• Data entries for graphics:
▬▬▬
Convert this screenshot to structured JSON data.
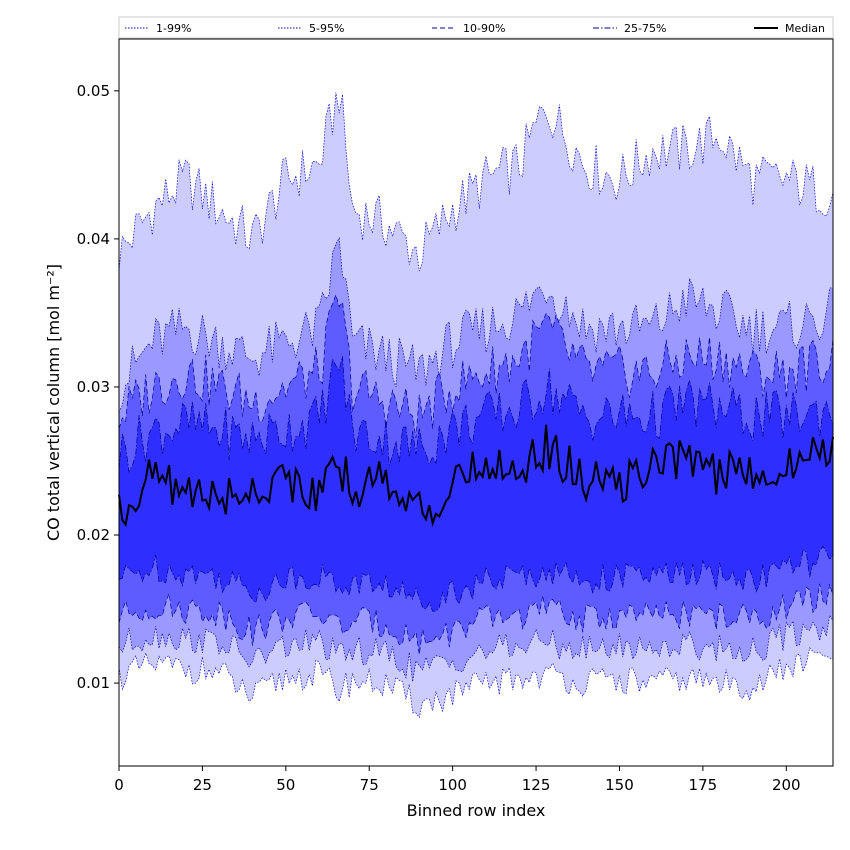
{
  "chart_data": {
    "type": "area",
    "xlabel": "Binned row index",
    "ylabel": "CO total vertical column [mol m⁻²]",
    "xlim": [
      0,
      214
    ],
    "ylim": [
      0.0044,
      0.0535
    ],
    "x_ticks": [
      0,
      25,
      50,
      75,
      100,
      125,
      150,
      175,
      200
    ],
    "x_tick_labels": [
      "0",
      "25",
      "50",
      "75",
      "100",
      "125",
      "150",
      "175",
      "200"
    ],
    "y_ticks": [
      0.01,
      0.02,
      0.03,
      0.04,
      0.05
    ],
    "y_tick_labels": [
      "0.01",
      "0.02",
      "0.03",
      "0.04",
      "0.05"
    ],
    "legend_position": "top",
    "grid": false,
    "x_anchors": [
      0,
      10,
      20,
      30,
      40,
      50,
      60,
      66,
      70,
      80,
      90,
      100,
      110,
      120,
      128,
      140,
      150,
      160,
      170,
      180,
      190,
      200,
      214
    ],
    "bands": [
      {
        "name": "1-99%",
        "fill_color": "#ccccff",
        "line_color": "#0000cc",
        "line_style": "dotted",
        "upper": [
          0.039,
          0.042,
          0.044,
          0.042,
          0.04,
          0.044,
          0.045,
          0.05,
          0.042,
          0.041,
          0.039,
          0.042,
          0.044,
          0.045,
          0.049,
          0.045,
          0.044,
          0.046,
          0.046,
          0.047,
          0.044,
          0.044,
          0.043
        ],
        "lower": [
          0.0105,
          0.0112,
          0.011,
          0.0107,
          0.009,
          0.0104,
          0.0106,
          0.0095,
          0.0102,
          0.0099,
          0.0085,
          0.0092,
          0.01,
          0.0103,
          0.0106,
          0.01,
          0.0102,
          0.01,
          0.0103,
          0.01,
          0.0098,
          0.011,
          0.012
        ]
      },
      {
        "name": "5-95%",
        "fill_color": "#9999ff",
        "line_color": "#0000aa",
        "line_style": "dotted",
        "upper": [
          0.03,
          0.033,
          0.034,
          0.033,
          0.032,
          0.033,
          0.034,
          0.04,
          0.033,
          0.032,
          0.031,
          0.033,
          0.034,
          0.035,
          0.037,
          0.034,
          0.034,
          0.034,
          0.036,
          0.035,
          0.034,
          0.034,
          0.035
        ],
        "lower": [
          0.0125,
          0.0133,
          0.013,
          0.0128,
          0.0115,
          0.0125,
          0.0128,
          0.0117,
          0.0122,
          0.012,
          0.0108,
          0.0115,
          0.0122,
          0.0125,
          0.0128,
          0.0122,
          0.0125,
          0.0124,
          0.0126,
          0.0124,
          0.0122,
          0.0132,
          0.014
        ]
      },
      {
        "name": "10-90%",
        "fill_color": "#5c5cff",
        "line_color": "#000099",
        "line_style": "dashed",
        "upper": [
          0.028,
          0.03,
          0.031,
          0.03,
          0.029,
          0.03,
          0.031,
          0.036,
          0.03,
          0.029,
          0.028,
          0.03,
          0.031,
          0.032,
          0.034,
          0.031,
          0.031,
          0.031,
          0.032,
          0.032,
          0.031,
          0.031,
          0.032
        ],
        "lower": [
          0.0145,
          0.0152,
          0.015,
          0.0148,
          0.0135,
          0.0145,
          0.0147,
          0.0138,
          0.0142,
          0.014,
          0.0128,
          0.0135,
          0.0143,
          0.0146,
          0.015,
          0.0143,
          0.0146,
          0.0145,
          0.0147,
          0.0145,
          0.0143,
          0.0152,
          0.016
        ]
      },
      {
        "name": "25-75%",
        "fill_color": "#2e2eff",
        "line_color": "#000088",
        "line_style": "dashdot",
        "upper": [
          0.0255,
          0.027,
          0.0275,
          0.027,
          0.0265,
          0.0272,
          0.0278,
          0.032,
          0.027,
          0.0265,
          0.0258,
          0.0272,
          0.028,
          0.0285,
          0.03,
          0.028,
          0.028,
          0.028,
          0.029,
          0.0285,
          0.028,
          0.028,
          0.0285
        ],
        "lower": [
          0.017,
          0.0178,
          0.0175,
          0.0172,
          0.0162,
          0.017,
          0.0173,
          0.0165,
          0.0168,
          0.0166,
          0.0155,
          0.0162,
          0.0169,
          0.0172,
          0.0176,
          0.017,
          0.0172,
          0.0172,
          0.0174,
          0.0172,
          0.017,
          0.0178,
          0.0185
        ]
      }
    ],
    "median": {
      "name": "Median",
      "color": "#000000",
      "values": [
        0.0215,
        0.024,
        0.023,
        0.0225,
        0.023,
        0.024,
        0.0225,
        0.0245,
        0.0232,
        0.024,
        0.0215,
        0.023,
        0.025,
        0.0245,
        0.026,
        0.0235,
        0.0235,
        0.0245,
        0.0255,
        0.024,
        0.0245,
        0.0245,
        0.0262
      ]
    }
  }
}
▬▬▬
• REQUIREMENT: In the entries above, find every line holding the word "name" and copy it out.

• SOLUTION TO THE EXERCISE:
        "name": "1-99%",
        "name": "5-95%",
        "name": "10-90%",
        "name": "25-75%",
      "name": "Median",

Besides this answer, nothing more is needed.